● AIM
Transcribe the material below exactly as it appears.

● ENTRIES SHOWN
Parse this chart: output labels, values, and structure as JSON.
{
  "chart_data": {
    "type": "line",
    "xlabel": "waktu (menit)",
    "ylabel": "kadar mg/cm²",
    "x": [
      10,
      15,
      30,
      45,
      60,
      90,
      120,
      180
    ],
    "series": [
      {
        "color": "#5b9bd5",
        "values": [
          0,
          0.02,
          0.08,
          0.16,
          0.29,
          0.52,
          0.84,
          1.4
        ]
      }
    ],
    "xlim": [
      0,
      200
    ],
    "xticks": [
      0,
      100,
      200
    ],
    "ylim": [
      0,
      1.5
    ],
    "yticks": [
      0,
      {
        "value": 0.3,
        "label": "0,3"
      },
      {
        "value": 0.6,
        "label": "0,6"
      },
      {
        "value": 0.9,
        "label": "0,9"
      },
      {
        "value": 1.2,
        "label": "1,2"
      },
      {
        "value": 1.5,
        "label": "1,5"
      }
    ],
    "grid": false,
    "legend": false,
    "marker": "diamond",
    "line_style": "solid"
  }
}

● CORRECT RESULT
Parse this chart: output labels, values, and structure as JSON.
{
  "chart_data": {
    "type": "line",
    "xlabel": "waktu (menit)",
    "ylabel": "kadar mg/cm²",
    "x": [
      10,
      15,
      30,
      45,
      60,
      90,
      120,
      180
    ],
    "series": [
      {
        "color": "#5b9bd5",
        "values": [
          0,
          0.02,
          0.08,
          0.16,
          0.29,
          0.52,
          0.84,
          1.4
        ]
      }
    ],
    "xlim": [
      0,
      200
    ],
    "xticks": [
      0,
      100,
      200
    ],
    "ylim": [
      0,
      1.5
    ],
    "yticks": [
      0,
      {
        "value": 0.3,
        "label": "0,3"
      },
      {
        "value": 0.6,
        "label": "0,6"
      },
      {
        "value": 0.9,
        "label": "0,9"
      },
      {
        "value": 1.2,
        "label": "1,2"
      },
      {
        "value": 1.5,
        "label": "1,5"
      }
    ],
    "grid": false,
    "legend": false,
    "marker": "diamond",
    "line_style": "solid"
  }
}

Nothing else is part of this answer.